Entries from a visual dataset:
************

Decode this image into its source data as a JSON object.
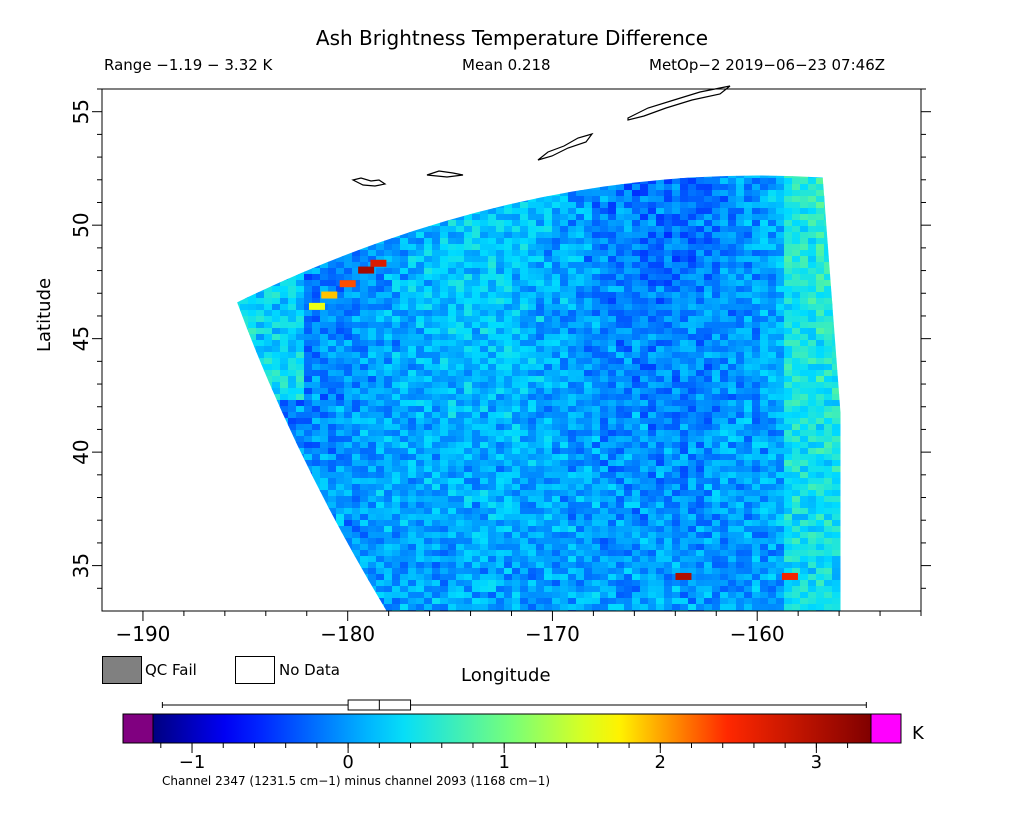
{
  "chart_data": {
    "type": "heatmap",
    "title": "Ash Brightness Temperature Difference",
    "range_text": "Range −1.19 − 3.32 K",
    "mean_text": "Mean 0.218",
    "satellite_time_text": "MetOp−2 2019−06−23 07:46Z",
    "xlabel": "Longitude",
    "ylabel": "Latitude",
    "xlim": [
      -192,
      -152
    ],
    "ylim": [
      33,
      56
    ],
    "x_ticks": [
      -190,
      -180,
      -170,
      -160
    ],
    "x_tick_labels": [
      "−190",
      "−180",
      "−170",
      "−160"
    ],
    "y_ticks": [
      35,
      40,
      45,
      50,
      55
    ],
    "y_tick_labels": [
      "35",
      "40",
      "45",
      "50",
      "55"
    ],
    "colorbar": {
      "min": -1.25,
      "max": 3.35,
      "ticks": [
        -1,
        0,
        1,
        2,
        3
      ],
      "tick_labels": [
        "−1",
        "0",
        "1",
        "2",
        "3"
      ],
      "unit": "K",
      "under_color": "#800080",
      "over_color": "#ff00ff",
      "boxplot": {
        "min": -1.19,
        "q1": 0.0,
        "median": 0.2,
        "q3": 0.4,
        "max": 3.32
      }
    },
    "legend": [
      {
        "label": "QC Fail",
        "color": "#808080"
      },
      {
        "label": "No Data",
        "color": "#ffffff"
      }
    ],
    "footnote": "Channel 2347 (1231.5 cm−1) minus channel 2093 (1168 cm−1)",
    "swath_corners": {
      "top_left": [
        -185.4,
        46.6
      ],
      "top_right": [
        -156.8,
        52.1
      ],
      "bottom_right": [
        -155.2,
        33.0
      ],
      "bottom_left": [
        -178.1,
        33.0
      ]
    },
    "hotspots": [
      {
        "lon": -179.1,
        "lat": 48.0,
        "value": 3.1
      },
      {
        "lon": -178.5,
        "lat": 48.3,
        "value": 2.7
      },
      {
        "lon": -180.0,
        "lat": 47.4,
        "value": 2.3
      },
      {
        "lon": -180.9,
        "lat": 46.9,
        "value": 1.9
      },
      {
        "lon": -181.5,
        "lat": 46.4,
        "value": 1.6
      },
      {
        "lon": -163.6,
        "lat": 34.5,
        "value": 3.0
      },
      {
        "lon": -158.4,
        "lat": 34.5,
        "value": 2.5
      }
    ],
    "grid": false
  }
}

************

→ **Do this**:
Images in the data above are to be skipped. Retype all other material exactly.

→ **Response for this exercise**:
Decode this image into its source data as a JSON object.
{
  "chart_data": {
    "type": "heatmap",
    "title": "Ash Brightness Temperature Difference",
    "range_text": "Range −1.19 − 3.32 K",
    "mean_text": "Mean 0.218",
    "satellite_time_text": "MetOp−2 2019−06−23 07:46Z",
    "xlabel": "Longitude",
    "ylabel": "Latitude",
    "xlim": [
      -192,
      -152
    ],
    "ylim": [
      33,
      56
    ],
    "x_ticks": [
      -190,
      -180,
      -170,
      -160
    ],
    "x_tick_labels": [
      "−190",
      "−180",
      "−170",
      "−160"
    ],
    "y_ticks": [
      35,
      40,
      45,
      50,
      55
    ],
    "y_tick_labels": [
      "35",
      "40",
      "45",
      "50",
      "55"
    ],
    "colorbar": {
      "min": -1.25,
      "max": 3.35,
      "ticks": [
        -1,
        0,
        1,
        2,
        3
      ],
      "tick_labels": [
        "−1",
        "0",
        "1",
        "2",
        "3"
      ],
      "unit": "K",
      "under_color": "#800080",
      "over_color": "#ff00ff",
      "boxplot": {
        "min": -1.19,
        "q1": 0.0,
        "median": 0.2,
        "q3": 0.4,
        "max": 3.32
      }
    },
    "legend": [
      {
        "label": "QC Fail",
        "color": "#808080"
      },
      {
        "label": "No Data",
        "color": "#ffffff"
      }
    ],
    "footnote": "Channel 2347 (1231.5 cm−1) minus channel 2093 (1168 cm−1)",
    "swath_corners": {
      "top_left": [
        -185.4,
        46.6
      ],
      "top_right": [
        -156.8,
        52.1
      ],
      "bottom_right": [
        -155.2,
        33.0
      ],
      "bottom_left": [
        -178.1,
        33.0
      ]
    },
    "hotspots": [
      {
        "lon": -179.1,
        "lat": 48.0,
        "value": 3.1
      },
      {
        "lon": -178.5,
        "lat": 48.3,
        "value": 2.7
      },
      {
        "lon": -180.0,
        "lat": 47.4,
        "value": 2.3
      },
      {
        "lon": -180.9,
        "lat": 46.9,
        "value": 1.9
      },
      {
        "lon": -181.5,
        "lat": 46.4,
        "value": 1.6
      },
      {
        "lon": -163.6,
        "lat": 34.5,
        "value": 3.0
      },
      {
        "lon": -158.4,
        "lat": 34.5,
        "value": 2.5
      }
    ],
    "grid": false
  }
}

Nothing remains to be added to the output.